To be done - Pull out from the material below all lines with "values".

******************************

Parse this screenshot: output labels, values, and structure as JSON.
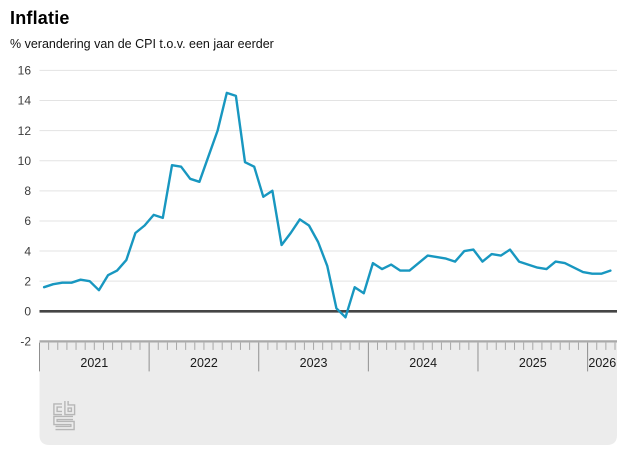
{
  "header": {
    "title": "Inflatie",
    "subtitle": "% verandering van de CPI t.o.v. een jaar eerder"
  },
  "footer": {
    "logo": "cbs-logo"
  },
  "chart_data": {
    "type": "line",
    "title": "Inflatie",
    "subtitle": "% verandering van de CPI t.o.v. een jaar eerder",
    "unit": "%",
    "frequency": "monthly",
    "x_start": "2021-01",
    "x_end": "2026-03",
    "x_years": [
      "2021",
      "2022",
      "2023",
      "2024",
      "2025",
      "2026"
    ],
    "ylim": [
      -2,
      16
    ],
    "yticks": [
      16,
      14,
      12,
      10,
      8,
      6,
      4,
      2,
      0,
      -2
    ],
    "grid": "horizontal",
    "legend": "none",
    "zero_line": true,
    "series": [
      {
        "name": "Inflatie (CPI, % t.o.v. een jaar eerder)",
        "values": [
          1.6,
          1.8,
          1.9,
          1.9,
          2.1,
          2.0,
          1.4,
          2.4,
          2.7,
          3.4,
          5.2,
          5.7,
          6.4,
          6.2,
          9.7,
          9.6,
          8.8,
          8.6,
          10.3,
          12.0,
          14.5,
          14.3,
          9.9,
          9.6,
          7.6,
          8.0,
          4.4,
          5.2,
          6.1,
          5.7,
          4.6,
          3.0,
          0.2,
          -0.4,
          1.6,
          1.2,
          3.2,
          2.8,
          3.1,
          2.7,
          2.7,
          3.2,
          3.7,
          3.6,
          3.5,
          3.3,
          4.0,
          4.1,
          3.3,
          3.8,
          3.7,
          4.1,
          3.3,
          3.1,
          2.9,
          2.8,
          3.3,
          3.2,
          2.9,
          2.6,
          2.5,
          2.5,
          2.7
        ]
      }
    ],
    "colors": {
      "line": "#1897c0",
      "grid": "#e3e3e3",
      "zero_line": "#454545",
      "panel_bg": "#ececec",
      "panel_border": "#a9a9a9",
      "tick_minor": "#a8a8a8",
      "tick_major": "#8f8f8f",
      "logo": "#b6b6b6"
    }
  }
}
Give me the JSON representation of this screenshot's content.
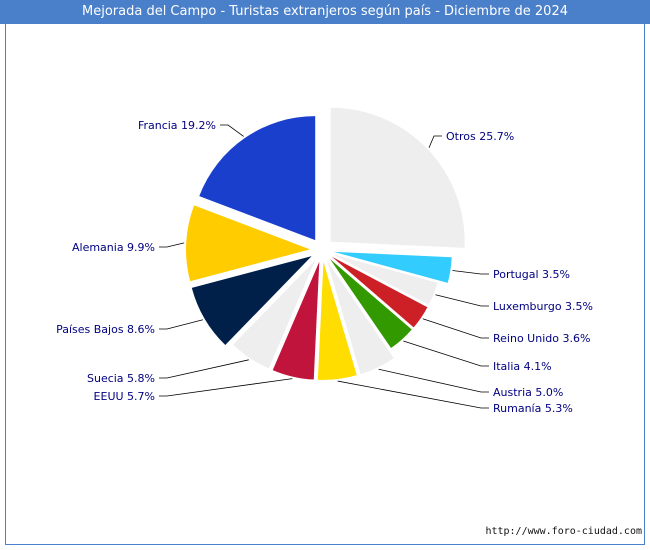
{
  "chart_data": {
    "type": "pie",
    "title": "Mejorada del Campo - Turistas extranjeros según país - Diciembre de 2024",
    "slices": [
      {
        "label": "Otros",
        "display": "Otros 25.7%",
        "value": 25.7,
        "color": "#eeeeee"
      },
      {
        "label": "Portugal",
        "display": "Portugal 3.5%",
        "value": 3.5,
        "color": "#33ccff"
      },
      {
        "label": "Luxemburgo",
        "display": "Luxemburgo 3.5%",
        "value": 3.5,
        "color": "#eeeeee"
      },
      {
        "label": "Reino Unido",
        "display": "Reino Unido 3.6%",
        "value": 3.6,
        "color": "#cc1f26"
      },
      {
        "label": "Italia",
        "display": "Italia 4.1%",
        "value": 4.1,
        "color": "#339900"
      },
      {
        "label": "Austria",
        "display": "Austria 5.0%",
        "value": 5.0,
        "color": "#eeeeee"
      },
      {
        "label": "Rumanía",
        "display": "Rumanía 5.3%",
        "value": 5.3,
        "color": "#ffdd00"
      },
      {
        "label": "EEUU",
        "display": "EEUU 5.7%",
        "value": 5.7,
        "color": "#c0143c"
      },
      {
        "label": "Suecia",
        "display": "Suecia 5.8%",
        "value": 5.8,
        "color": "#eeeeee"
      },
      {
        "label": "Países Bajos",
        "display": "Países Bajos 8.6%",
        "value": 8.6,
        "color": "#00204a"
      },
      {
        "label": "Alemania",
        "display": "Alemania 9.9%",
        "value": 9.9,
        "color": "#ffcc00"
      },
      {
        "label": "Francia",
        "display": "Francia 19.2%",
        "value": 19.2,
        "color": "#1a3fcc"
      }
    ]
  },
  "footer": {
    "url": "http://www.foro-ciudad.com"
  }
}
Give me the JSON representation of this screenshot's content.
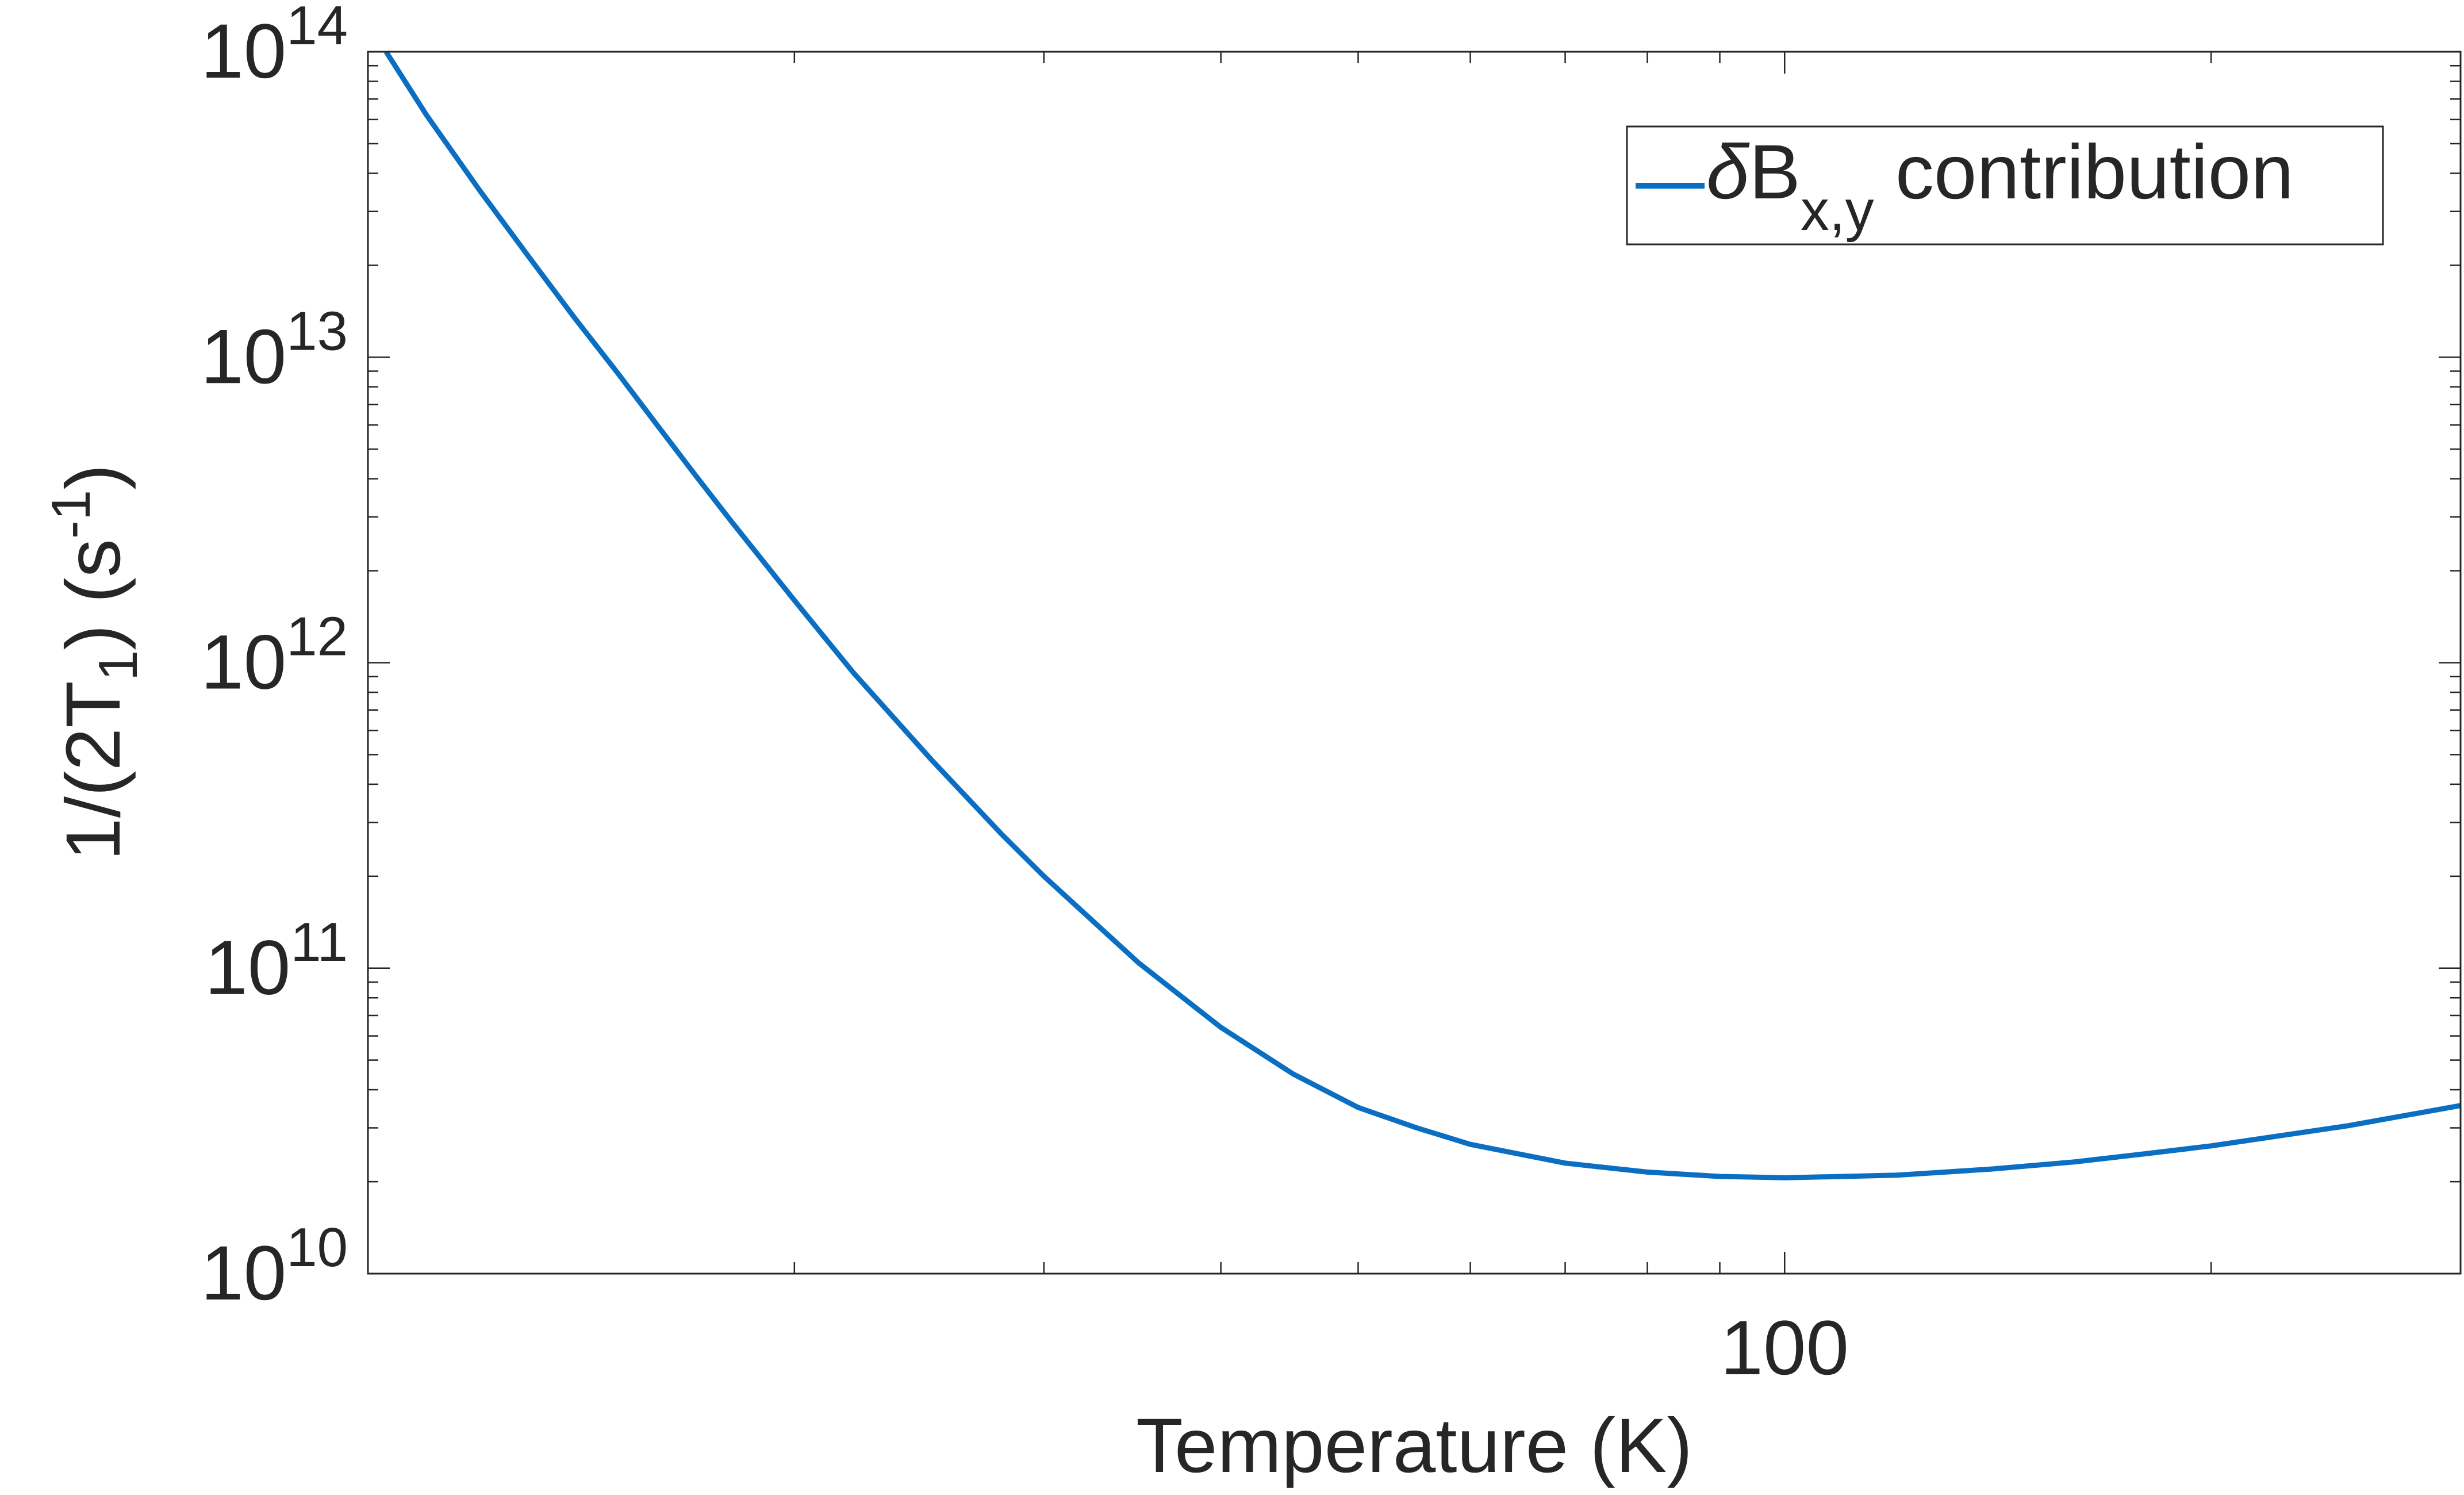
{
  "chart_data": {
    "type": "line",
    "title": "",
    "xlabel": "Temperature (K)",
    "ylabel_parts": {
      "main": "1/(2T",
      "sub": "1",
      "mid": ") (s",
      "sup": "-1",
      "end": ")"
    },
    "x_scale": "log",
    "y_scale": "log",
    "xlim": [
      10,
      300
    ],
    "ylim": [
      10000000000.0,
      100000000000000.0
    ],
    "x_ticks": [
      {
        "value": 100,
        "label": "100"
      }
    ],
    "y_ticks": [
      {
        "value": 10000000000.0,
        "base": "10",
        "exp": "10"
      },
      {
        "value": 100000000000.0,
        "base": "10",
        "exp": "11"
      },
      {
        "value": 1000000000000.0,
        "base": "10",
        "exp": "12"
      },
      {
        "value": 10000000000000.0,
        "base": "10",
        "exp": "13"
      },
      {
        "value": 100000000000000.0,
        "base": "10",
        "exp": "14"
      }
    ],
    "grid": false,
    "box": true,
    "legend": {
      "position": "top-right",
      "symbol": "δ",
      "main": "B",
      "sub": "x,y",
      "rest": " contribution"
    },
    "series": [
      {
        "name": "δB_x,y contribution",
        "color": "#0a6fc2",
        "x": [
          10.3,
          11,
          12,
          13,
          14,
          15,
          16,
          17,
          18,
          20,
          22,
          25,
          28,
          30,
          35,
          40,
          45,
          50,
          55,
          60,
          70,
          80,
          90,
          100,
          110,
          120,
          140,
          160,
          180,
          200,
          250,
          300
        ],
        "y": [
          100000000000000.0,
          62000000000000.0,
          35000000000000.0,
          21200000000000.0,
          13400000000000.0,
          8900000000000.0,
          6000000000000.0,
          4150000000000.0,
          2950000000000.0,
          1600000000000.0,
          930000000000.0,
          480000000000.0,
          275000000000.0,
          200000000000.0,
          104000000000.0,
          64000000000.0,
          45000000000.0,
          35000000000.0,
          30000000000.0,
          26500000000.0,
          23000000000.0,
          21500000000.0,
          20800000000.0,
          20600000000.0,
          20800000000.0,
          21000000000.0,
          22000000000.0,
          23200000000.0,
          24700000000.0,
          26200000000.0,
          30500000000.0,
          35500000000.0
        ]
      }
    ]
  }
}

******************************

Solved exercise -
Parse this screenshot: output labels, values, and structure as JSON.
        "values": [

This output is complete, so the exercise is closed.